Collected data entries
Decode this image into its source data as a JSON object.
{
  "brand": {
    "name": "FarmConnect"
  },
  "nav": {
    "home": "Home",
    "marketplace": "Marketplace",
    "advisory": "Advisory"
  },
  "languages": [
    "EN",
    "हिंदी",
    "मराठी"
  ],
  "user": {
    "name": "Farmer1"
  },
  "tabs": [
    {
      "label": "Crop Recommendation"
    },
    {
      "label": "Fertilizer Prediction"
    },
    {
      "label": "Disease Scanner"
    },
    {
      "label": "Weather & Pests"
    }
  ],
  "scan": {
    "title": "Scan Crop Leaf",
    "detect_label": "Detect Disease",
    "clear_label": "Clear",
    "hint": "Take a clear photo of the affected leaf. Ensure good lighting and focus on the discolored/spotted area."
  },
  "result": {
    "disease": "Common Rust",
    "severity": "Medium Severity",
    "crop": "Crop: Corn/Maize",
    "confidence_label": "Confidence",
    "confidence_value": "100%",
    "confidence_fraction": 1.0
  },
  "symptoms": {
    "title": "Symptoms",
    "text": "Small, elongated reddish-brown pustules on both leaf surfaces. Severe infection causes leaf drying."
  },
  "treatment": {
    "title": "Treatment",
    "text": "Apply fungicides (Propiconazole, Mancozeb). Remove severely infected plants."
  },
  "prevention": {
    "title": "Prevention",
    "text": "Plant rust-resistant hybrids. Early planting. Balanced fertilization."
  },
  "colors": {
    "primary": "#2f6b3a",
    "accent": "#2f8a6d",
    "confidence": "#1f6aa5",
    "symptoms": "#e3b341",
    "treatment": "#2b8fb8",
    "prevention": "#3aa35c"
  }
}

▶ Task to complete:
Select and copy every line of the listing with the word "text".

▶ Answer:
    "text": "Small, elongated reddish-brown pustules on both leaf surfaces. Severe infection causes leaf drying."
    "text": "Apply fungicides (Propiconazole, Mancozeb). Remove severely infected plants."
    "text": "Plant rust-resistant hybrids. Early planting. Balanced fertilization."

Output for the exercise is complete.